The task >> Tally up the lines that include "Learn" and state that number by itself.

Extracted data >>
┄┄┄┄┄┄┄┄┄┄┄┄┄┄┄┄┄┄┄┄
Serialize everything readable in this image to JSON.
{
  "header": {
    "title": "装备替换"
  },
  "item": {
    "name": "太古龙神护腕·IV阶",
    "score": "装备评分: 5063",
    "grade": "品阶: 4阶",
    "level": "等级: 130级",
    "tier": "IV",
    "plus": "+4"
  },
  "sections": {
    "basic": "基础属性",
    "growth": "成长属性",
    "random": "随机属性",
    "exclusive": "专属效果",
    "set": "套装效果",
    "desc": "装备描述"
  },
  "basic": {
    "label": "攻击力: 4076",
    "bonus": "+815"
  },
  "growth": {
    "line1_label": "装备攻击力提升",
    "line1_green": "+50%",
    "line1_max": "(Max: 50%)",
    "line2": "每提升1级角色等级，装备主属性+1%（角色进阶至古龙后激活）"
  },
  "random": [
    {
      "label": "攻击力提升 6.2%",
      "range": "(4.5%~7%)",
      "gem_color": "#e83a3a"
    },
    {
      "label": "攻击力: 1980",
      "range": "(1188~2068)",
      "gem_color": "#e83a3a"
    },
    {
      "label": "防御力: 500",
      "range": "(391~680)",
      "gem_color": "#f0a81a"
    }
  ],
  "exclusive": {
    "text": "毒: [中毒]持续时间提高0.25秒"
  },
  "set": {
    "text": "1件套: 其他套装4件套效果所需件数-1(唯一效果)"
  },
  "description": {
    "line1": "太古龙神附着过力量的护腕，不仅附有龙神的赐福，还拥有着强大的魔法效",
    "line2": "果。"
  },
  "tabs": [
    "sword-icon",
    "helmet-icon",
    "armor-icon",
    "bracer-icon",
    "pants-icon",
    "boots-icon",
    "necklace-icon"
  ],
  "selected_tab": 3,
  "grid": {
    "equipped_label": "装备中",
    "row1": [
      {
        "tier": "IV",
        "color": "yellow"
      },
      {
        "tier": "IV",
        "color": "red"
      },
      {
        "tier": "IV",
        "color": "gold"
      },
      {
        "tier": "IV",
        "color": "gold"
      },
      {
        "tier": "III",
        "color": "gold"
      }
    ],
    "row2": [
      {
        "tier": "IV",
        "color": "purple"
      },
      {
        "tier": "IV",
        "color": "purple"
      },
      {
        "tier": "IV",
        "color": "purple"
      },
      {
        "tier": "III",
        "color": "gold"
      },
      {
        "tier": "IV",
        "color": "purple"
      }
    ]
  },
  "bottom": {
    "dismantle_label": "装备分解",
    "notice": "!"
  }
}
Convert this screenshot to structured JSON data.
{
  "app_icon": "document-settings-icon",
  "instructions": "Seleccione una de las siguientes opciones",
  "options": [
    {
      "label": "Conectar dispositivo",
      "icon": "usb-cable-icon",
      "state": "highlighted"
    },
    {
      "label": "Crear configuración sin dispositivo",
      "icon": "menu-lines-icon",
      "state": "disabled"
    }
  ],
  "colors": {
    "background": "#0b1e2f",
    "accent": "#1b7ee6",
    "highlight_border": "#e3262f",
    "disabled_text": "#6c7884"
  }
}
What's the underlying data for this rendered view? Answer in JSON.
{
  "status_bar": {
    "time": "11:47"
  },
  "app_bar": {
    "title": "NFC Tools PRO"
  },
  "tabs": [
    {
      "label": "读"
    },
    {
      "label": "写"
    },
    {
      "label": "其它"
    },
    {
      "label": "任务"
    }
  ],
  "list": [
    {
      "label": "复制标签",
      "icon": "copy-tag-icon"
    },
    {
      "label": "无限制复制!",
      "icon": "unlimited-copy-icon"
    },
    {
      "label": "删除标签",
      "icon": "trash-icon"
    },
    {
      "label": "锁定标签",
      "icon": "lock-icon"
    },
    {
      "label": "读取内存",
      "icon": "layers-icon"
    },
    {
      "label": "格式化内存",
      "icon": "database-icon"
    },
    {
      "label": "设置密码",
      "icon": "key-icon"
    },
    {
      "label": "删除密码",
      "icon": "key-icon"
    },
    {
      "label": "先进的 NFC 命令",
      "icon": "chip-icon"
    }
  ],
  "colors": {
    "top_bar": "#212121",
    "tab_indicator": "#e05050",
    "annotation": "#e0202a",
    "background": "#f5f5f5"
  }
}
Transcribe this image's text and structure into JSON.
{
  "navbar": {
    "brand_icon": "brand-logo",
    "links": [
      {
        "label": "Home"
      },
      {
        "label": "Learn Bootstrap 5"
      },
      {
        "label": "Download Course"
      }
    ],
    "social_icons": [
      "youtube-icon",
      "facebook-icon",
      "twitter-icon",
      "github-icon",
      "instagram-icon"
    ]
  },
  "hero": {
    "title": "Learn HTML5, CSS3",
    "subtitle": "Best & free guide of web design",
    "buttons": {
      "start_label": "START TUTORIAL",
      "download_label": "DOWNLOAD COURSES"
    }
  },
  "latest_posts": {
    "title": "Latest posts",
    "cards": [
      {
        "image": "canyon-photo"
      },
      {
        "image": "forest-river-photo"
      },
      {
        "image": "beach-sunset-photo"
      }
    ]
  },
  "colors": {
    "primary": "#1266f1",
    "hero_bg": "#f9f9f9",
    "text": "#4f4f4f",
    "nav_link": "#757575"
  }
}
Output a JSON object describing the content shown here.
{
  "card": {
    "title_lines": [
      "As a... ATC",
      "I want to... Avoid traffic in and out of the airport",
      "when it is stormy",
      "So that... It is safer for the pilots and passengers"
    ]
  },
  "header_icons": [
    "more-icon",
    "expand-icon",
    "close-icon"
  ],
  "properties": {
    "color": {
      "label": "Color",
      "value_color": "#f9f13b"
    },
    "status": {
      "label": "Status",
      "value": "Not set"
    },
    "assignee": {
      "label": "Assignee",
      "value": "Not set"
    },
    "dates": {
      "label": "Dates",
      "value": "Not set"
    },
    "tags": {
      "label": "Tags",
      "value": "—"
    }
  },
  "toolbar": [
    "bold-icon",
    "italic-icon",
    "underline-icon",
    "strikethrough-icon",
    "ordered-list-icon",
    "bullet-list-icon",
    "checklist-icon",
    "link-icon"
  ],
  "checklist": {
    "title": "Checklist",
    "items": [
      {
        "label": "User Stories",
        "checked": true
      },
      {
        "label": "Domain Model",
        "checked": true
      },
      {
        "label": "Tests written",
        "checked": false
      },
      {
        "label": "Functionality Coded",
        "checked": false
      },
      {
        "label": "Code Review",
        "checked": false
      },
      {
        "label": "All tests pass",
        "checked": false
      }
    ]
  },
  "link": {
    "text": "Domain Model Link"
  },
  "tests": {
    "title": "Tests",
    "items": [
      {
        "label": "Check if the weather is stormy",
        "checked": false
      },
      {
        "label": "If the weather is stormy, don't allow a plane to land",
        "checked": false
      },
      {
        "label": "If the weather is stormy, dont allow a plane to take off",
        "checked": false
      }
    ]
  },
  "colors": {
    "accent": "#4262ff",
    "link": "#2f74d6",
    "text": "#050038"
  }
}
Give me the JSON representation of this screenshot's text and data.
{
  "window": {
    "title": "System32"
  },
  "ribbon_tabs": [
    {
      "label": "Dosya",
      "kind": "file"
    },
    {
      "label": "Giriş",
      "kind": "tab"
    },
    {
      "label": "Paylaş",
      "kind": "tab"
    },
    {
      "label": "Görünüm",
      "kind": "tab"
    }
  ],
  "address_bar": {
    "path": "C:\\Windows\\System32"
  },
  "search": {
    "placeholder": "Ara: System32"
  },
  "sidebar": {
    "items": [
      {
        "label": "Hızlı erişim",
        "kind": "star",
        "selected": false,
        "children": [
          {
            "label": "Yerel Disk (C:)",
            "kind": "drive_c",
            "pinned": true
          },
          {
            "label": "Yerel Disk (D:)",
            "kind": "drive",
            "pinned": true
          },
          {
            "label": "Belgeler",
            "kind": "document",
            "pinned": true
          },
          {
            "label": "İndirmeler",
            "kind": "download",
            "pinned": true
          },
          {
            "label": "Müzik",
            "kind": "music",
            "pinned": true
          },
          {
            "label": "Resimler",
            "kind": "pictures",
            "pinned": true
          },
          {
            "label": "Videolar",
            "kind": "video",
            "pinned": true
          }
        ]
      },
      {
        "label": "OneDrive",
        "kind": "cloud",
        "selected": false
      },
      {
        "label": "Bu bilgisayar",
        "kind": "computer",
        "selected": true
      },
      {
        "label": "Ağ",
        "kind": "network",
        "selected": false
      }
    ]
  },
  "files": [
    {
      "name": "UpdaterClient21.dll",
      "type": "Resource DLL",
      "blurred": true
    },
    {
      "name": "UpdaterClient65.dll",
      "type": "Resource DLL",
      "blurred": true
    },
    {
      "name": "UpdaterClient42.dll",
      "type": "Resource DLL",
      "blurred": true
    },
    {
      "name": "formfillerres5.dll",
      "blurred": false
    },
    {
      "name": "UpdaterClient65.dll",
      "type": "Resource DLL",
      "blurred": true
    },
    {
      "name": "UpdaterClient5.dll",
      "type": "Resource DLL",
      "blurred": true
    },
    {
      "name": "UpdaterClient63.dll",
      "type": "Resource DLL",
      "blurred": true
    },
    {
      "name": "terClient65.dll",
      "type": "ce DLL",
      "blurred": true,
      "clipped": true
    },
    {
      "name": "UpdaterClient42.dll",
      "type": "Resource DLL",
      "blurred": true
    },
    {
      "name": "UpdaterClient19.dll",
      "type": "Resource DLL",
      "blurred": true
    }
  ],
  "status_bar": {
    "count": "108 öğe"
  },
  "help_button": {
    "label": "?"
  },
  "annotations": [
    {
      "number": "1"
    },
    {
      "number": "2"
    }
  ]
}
┄┄┄┄┄┄┄┄┄┄┄┄┄┄┄┄┄┄┄┄
Response >> 2